-------- DATA FOR ANALYSIS --------

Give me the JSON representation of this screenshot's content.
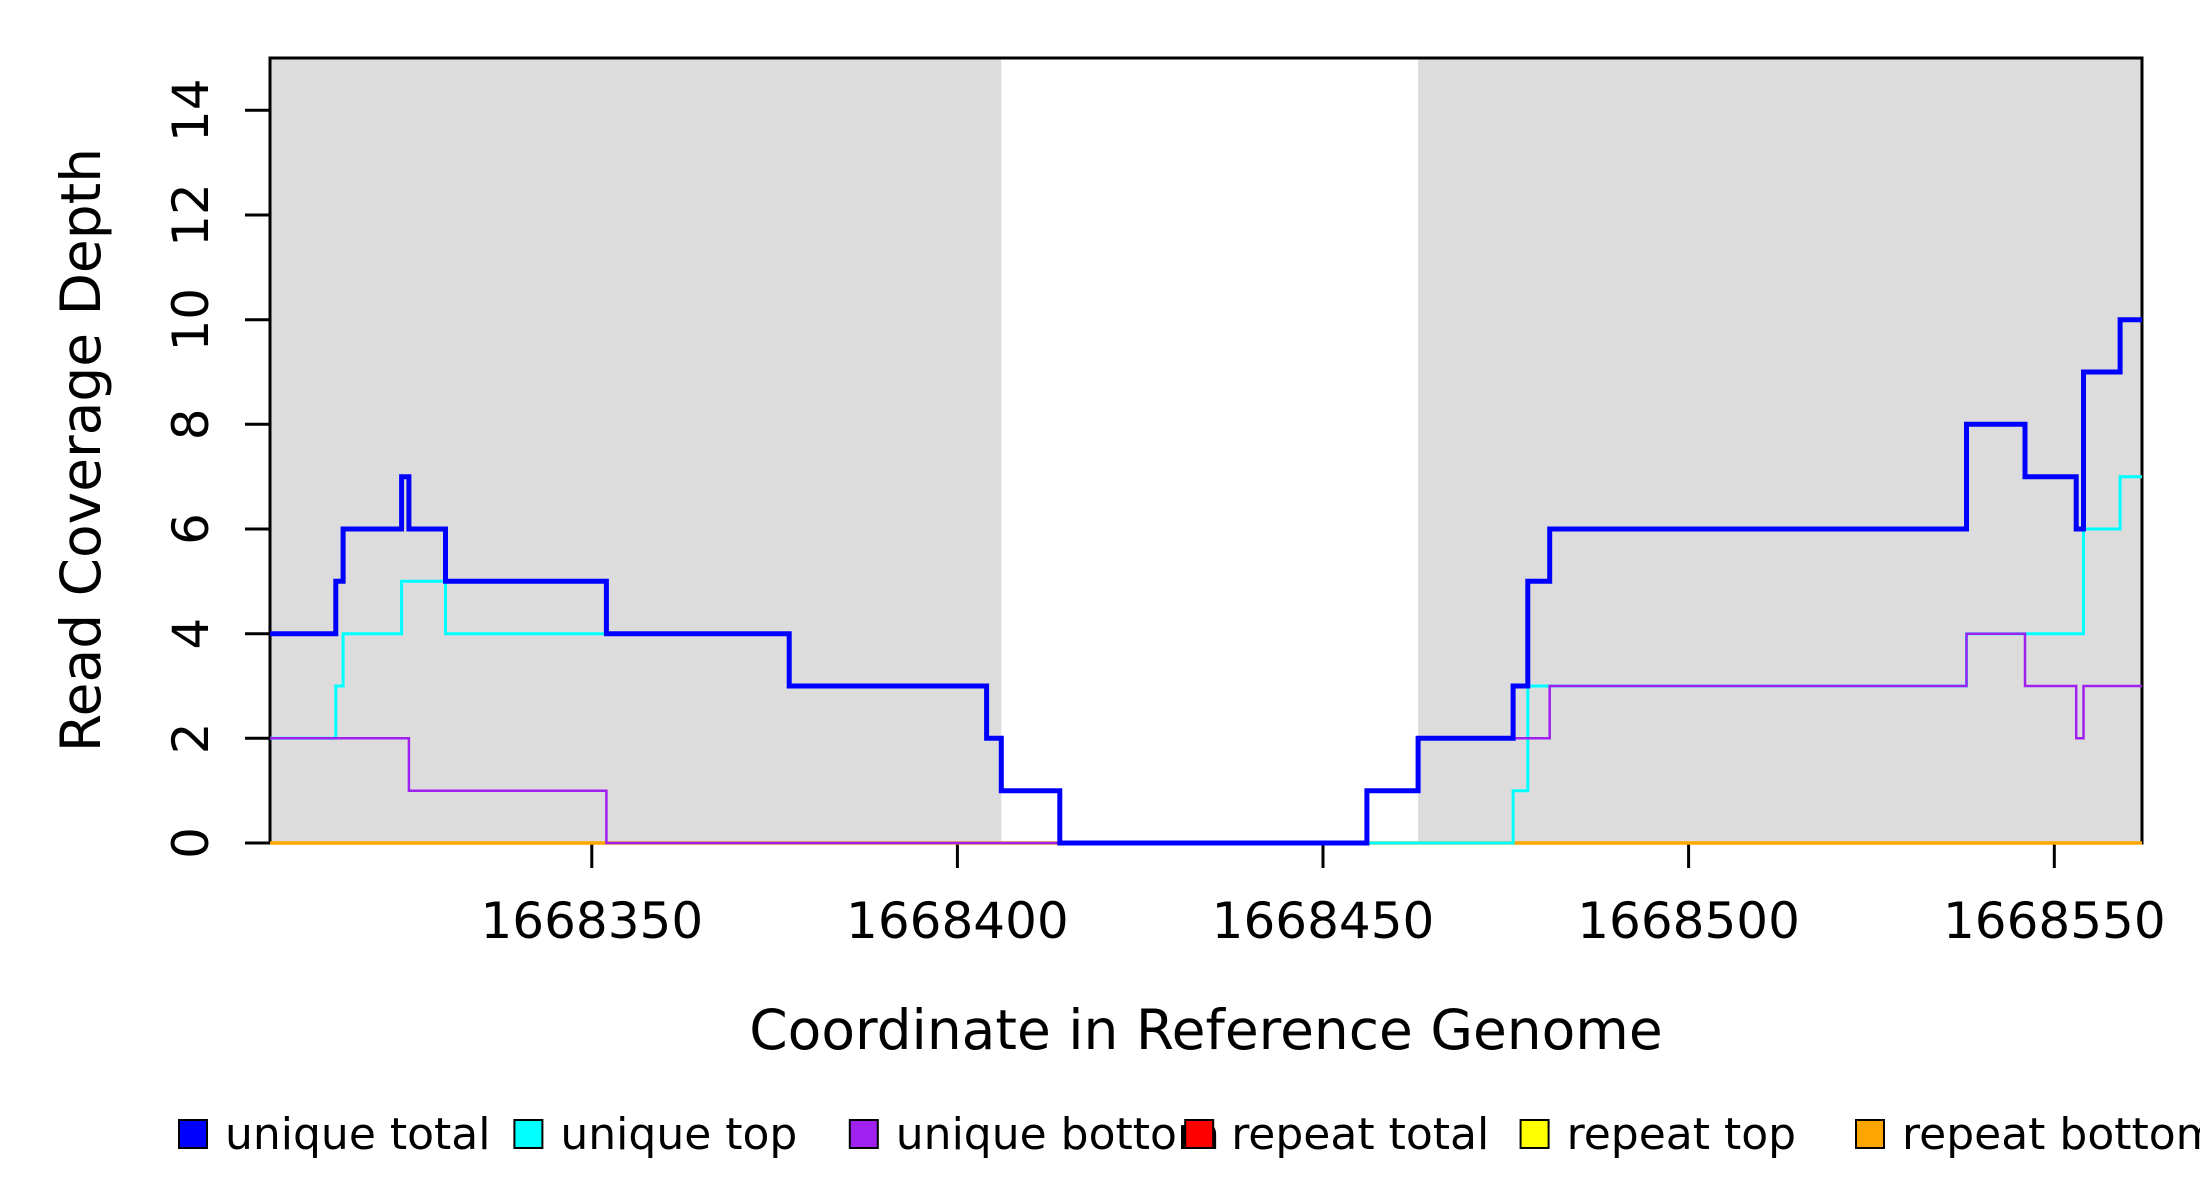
{
  "figure": {
    "background": "#FFFFFF",
    "axis_color": "#000000"
  },
  "chart_data": {
    "type": "line",
    "subtype": "step",
    "title": "",
    "xlabel": "Coordinate in Reference Genome",
    "ylabel": "Read Coverage Depth",
    "xlim": [
      1668306,
      1668562
    ],
    "ylim": [
      0,
      15
    ],
    "xticks": [
      1668350,
      1668400,
      1668450,
      1668500,
      1668550
    ],
    "yticks": [
      0,
      2,
      4,
      6,
      8,
      10,
      12,
      14
    ],
    "grid": false,
    "legend_position": "bottom",
    "shade_color": "#DCDCDC",
    "shaded_regions": [
      [
        1668306,
        1668406
      ],
      [
        1668463,
        1668562
      ]
    ],
    "draw_order": [
      "repeat total",
      "repeat top",
      "repeat bottom",
      "unique top",
      "unique bottom",
      "unique total"
    ],
    "series": [
      {
        "name": "unique total",
        "color": "#0000FF",
        "line_width": 5,
        "steps": [
          [
            1668306,
            4
          ],
          [
            1668315,
            5
          ],
          [
            1668316,
            6
          ],
          [
            1668324,
            7
          ],
          [
            1668325,
            6
          ],
          [
            1668330,
            5
          ],
          [
            1668352,
            4
          ],
          [
            1668377,
            3
          ],
          [
            1668404,
            2
          ],
          [
            1668406,
            1
          ],
          [
            1668414,
            0
          ],
          [
            1668456,
            1
          ],
          [
            1668463,
            2
          ],
          [
            1668476,
            3
          ],
          [
            1668478,
            5
          ],
          [
            1668481,
            6
          ],
          [
            1668538,
            8
          ],
          [
            1668546,
            7
          ],
          [
            1668553,
            6
          ],
          [
            1668554,
            9
          ],
          [
            1668559,
            10
          ]
        ]
      },
      {
        "name": "unique top",
        "color": "#00FFFF",
        "line_width": 3,
        "steps": [
          [
            1668306,
            2
          ],
          [
            1668315,
            3
          ],
          [
            1668316,
            4
          ],
          [
            1668324,
            5
          ],
          [
            1668330,
            4
          ],
          [
            1668377,
            3
          ],
          [
            1668404,
            2
          ],
          [
            1668406,
            1
          ],
          [
            1668414,
            0
          ],
          [
            1668476,
            1
          ],
          [
            1668478,
            3
          ],
          [
            1668538,
            4
          ],
          [
            1668554,
            6
          ],
          [
            1668559,
            7
          ]
        ]
      },
      {
        "name": "unique bottom",
        "color": "#A020F0",
        "line_width": 2.5,
        "steps": [
          [
            1668306,
            2
          ],
          [
            1668325,
            1
          ],
          [
            1668352,
            0
          ],
          [
            1668456,
            1
          ],
          [
            1668463,
            2
          ],
          [
            1668481,
            3
          ],
          [
            1668538,
            4
          ],
          [
            1668546,
            3
          ],
          [
            1668553,
            2
          ],
          [
            1668554,
            3
          ]
        ]
      },
      {
        "name": "repeat total",
        "color": "#FF0000",
        "line_width": 3,
        "steps": [
          [
            1668306,
            0
          ]
        ]
      },
      {
        "name": "repeat top",
        "color": "#FFFF00",
        "line_width": 2.5,
        "steps": [
          [
            1668306,
            0
          ]
        ]
      },
      {
        "name": "repeat bottom",
        "color": "#FFA500",
        "line_width": 3.5,
        "steps": [
          [
            1668306,
            0
          ]
        ]
      }
    ]
  }
}
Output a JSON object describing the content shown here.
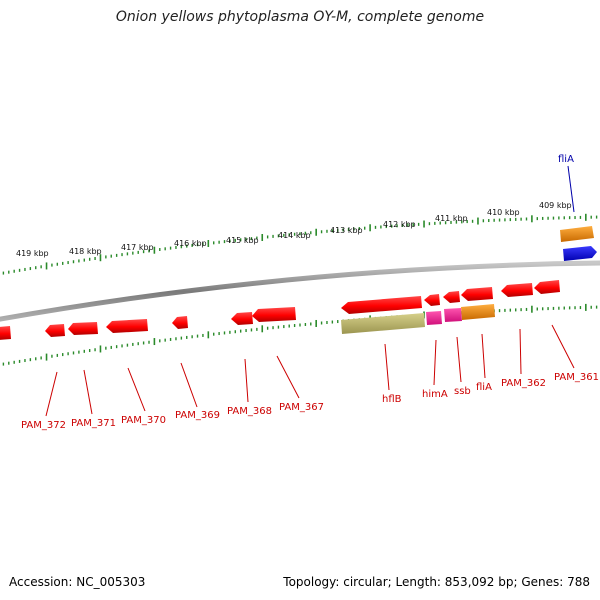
{
  "title": "Onion yellows phytoplasma OY-M, complete genome",
  "footer": {
    "accession": "Accession: NC_005303",
    "stats": "Topology: circular; Length: 853,092 bp; Genes: 788"
  },
  "colors": {
    "backbone": "#8a8a8a",
    "ticks": "#2a8a2a",
    "default_gene": "#ff0000",
    "label_red": "#cc0000",
    "label_blue": "#0000aa",
    "hflB_band": "#bdb76b",
    "himA": "#ff1493",
    "ssb": "#ff1493",
    "fliA_orange": "#ff8c00",
    "fliA_blue": "#0000ff"
  },
  "kbp_labels": [
    "419 kbp",
    "418 kbp",
    "417 kbp",
    "416 kbp",
    "415 kbp",
    "414 kbp",
    "413 kbp",
    "412 kbp",
    "411 kbp",
    "410 kbp",
    "409 kbp"
  ],
  "gene_labels": [
    {
      "id": "PAM_372",
      "text": "PAM_372",
      "color": "red"
    },
    {
      "id": "PAM_371",
      "text": "PAM_371",
      "color": "red"
    },
    {
      "id": "PAM_370",
      "text": "PAM_370",
      "color": "red"
    },
    {
      "id": "PAM_369",
      "text": "PAM_369",
      "color": "red"
    },
    {
      "id": "PAM_368",
      "text": "PAM_368",
      "color": "red"
    },
    {
      "id": "PAM_367",
      "text": "PAM_367",
      "color": "red"
    },
    {
      "id": "hflB",
      "text": "hflB",
      "color": "red"
    },
    {
      "id": "himA",
      "text": "himA",
      "color": "red"
    },
    {
      "id": "ssb",
      "text": "ssb",
      "color": "red"
    },
    {
      "id": "fliA_inner",
      "text": "fliA",
      "color": "red"
    },
    {
      "id": "PAM_362",
      "text": "PAM_362",
      "color": "red"
    },
    {
      "id": "PAM_361",
      "text": "PAM_361",
      "color": "red"
    },
    {
      "id": "fliA_outer",
      "text": "fliA",
      "color": "blue"
    }
  ]
}
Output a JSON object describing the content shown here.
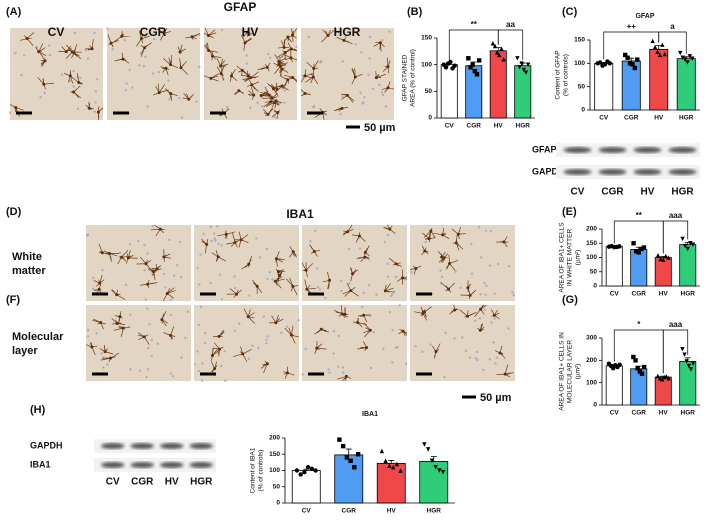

--------

*ASSIGNMENT*. Leave every picture out. Retype the remaining data exactly.

*REPLY TO THE EXERCISE*.
Give me the JSON representation of this screenshot's content.
{
  "figure": {
    "background": "#FFFFFF",
    "axis_color": "#000000"
  },
  "chart_data": {
    "type": "line",
    "subtype": "step",
    "title": "",
    "xlabel": "Coordinate in Reference Genome",
    "ylabel": "Read Coverage Depth",
    "xlim": [
      1668306,
      1668562
    ],
    "ylim": [
      0,
      15
    ],
    "xticks": [
      1668350,
      1668400,
      1668450,
      1668500,
      1668550
    ],
    "yticks": [
      0,
      2,
      4,
      6,
      8,
      10,
      12,
      14
    ],
    "grid": false,
    "legend_position": "bottom",
    "shade_color": "#DCDCDC",
    "shaded_regions": [
      [
        1668306,
        1668406
      ],
      [
        1668463,
        1668562
      ]
    ],
    "draw_order": [
      "repeat total",
      "repeat top",
      "repeat bottom",
      "unique top",
      "unique bottom",
      "unique total"
    ],
    "series": [
      {
        "name": "unique total",
        "color": "#0000FF",
        "line_width": 5,
        "steps": [
          [
            1668306,
            4
          ],
          [
            1668315,
            5
          ],
          [
            1668316,
            6
          ],
          [
            1668324,
            7
          ],
          [
            1668325,
            6
          ],
          [
            1668330,
            5
          ],
          [
            1668352,
            4
          ],
          [
            1668377,
            3
          ],
          [
            1668404,
            2
          ],
          [
            1668406,
            1
          ],
          [
            1668414,
            0
          ],
          [
            1668456,
            1
          ],
          [
            1668463,
            2
          ],
          [
            1668476,
            3
          ],
          [
            1668478,
            5
          ],
          [
            1668481,
            6
          ],
          [
            1668538,
            8
          ],
          [
            1668546,
            7
          ],
          [
            1668553,
            6
          ],
          [
            1668554,
            9
          ],
          [
            1668559,
            10
          ]
        ]
      },
      {
        "name": "unique top",
        "color": "#00FFFF",
        "line_width": 3,
        "steps": [
          [
            1668306,
            2
          ],
          [
            1668315,
            3
          ],
          [
            1668316,
            4
          ],
          [
            1668324,
            5
          ],
          [
            1668330,
            4
          ],
          [
            1668377,
            3
          ],
          [
            1668404,
            2
          ],
          [
            1668406,
            1
          ],
          [
            1668414,
            0
          ],
          [
            1668476,
            1
          ],
          [
            1668478,
            3
          ],
          [
            1668538,
            4
          ],
          [
            1668554,
            6
          ],
          [
            1668559,
            7
          ]
        ]
      },
      {
        "name": "unique bottom",
        "color": "#A020F0",
        "line_width": 2.5,
        "steps": [
          [
            1668306,
            2
          ],
          [
            1668325,
            1
          ],
          [
            1668352,
            0
          ],
          [
            1668456,
            1
          ],
          [
            1668463,
            2
          ],
          [
            1668481,
            3
          ],
          [
            1668538,
            4
          ],
          [
            1668546,
            3
          ],
          [
            1668553,
            2
          ],
          [
            1668554,
            3
          ]
        ]
      },
      {
        "name": "repeat total",
        "color": "#FF0000",
        "line_width": 3,
        "steps": [
          [
            1668306,
            0
          ]
        ]
      },
      {
        "name": "repeat top",
        "color": "#FFFF00",
        "line_width": 2.5,
        "steps": [
          [
            1668306,
            0
          ]
        ]
      },
      {
        "name": "repeat bottom",
        "color": "#FFA500",
        "line_width": 3.5,
        "steps": [
          [
            1668306,
            0
          ]
        ]
      }
    ]
  }
}
Output a JSON object describing the content shown here.
{
  "title": "Onion yellows phytoplasma OY-M, complete genome",
  "footer": {
    "accession": "Accession: NC_005303",
    "stats": "Topology: circular; Length: 853,092 bp; Genes: 788"
  },
  "colors": {
    "backbone": "#8a8a8a",
    "ticks": "#2a8a2a",
    "default_gene": "#ff0000",
    "label_red": "#cc0000",
    "label_blue": "#0000aa",
    "hflB_band": "#bdb76b",
    "himA": "#ff1493",
    "ssb": "#ff1493",
    "fliA_orange": "#ff8c00",
    "fliA_blue": "#0000ff"
  },
  "kbp_labels": [
    "419 kbp",
    "418 kbp",
    "417 kbp",
    "416 kbp",
    "415 kbp",
    "414 kbp",
    "413 kbp",
    "412 kbp",
    "411 kbp",
    "410 kbp",
    "409 kbp"
  ],
  "gene_labels": [
    {
      "id": "PAM_372",
      "text": "PAM_372",
      "color": "red"
    },
    {
      "id": "PAM_371",
      "text": "PAM_371",
      "color": "red"
    },
    {
      "id": "PAM_370",
      "text": "PAM_370",
      "color": "red"
    },
    {
      "id": "PAM_369",
      "text": "PAM_369",
      "color": "red"
    },
    {
      "id": "PAM_368",
      "text": "PAM_368",
      "color": "red"
    },
    {
      "id": "PAM_367",
      "text": "PAM_367",
      "color": "red"
    },
    {
      "id": "hflB",
      "text": "hflB",
      "color": "red"
    },
    {
      "id": "himA",
      "text": "himA",
      "color": "red"
    },
    {
      "id": "ssb",
      "text": "ssb",
      "color": "red"
    },
    {
      "id": "fliA_inner",
      "text": "fliA",
      "color": "red"
    },
    {
      "id": "PAM_362",
      "text": "PAM_362",
      "color": "red"
    },
    {
      "id": "PAM_361",
      "text": "PAM_361",
      "color": "red"
    },
    {
      "id": "fliA_outer",
      "text": "fliA",
      "color": "blue"
    }
  ]
}
Output a JSON object describing the content shown here.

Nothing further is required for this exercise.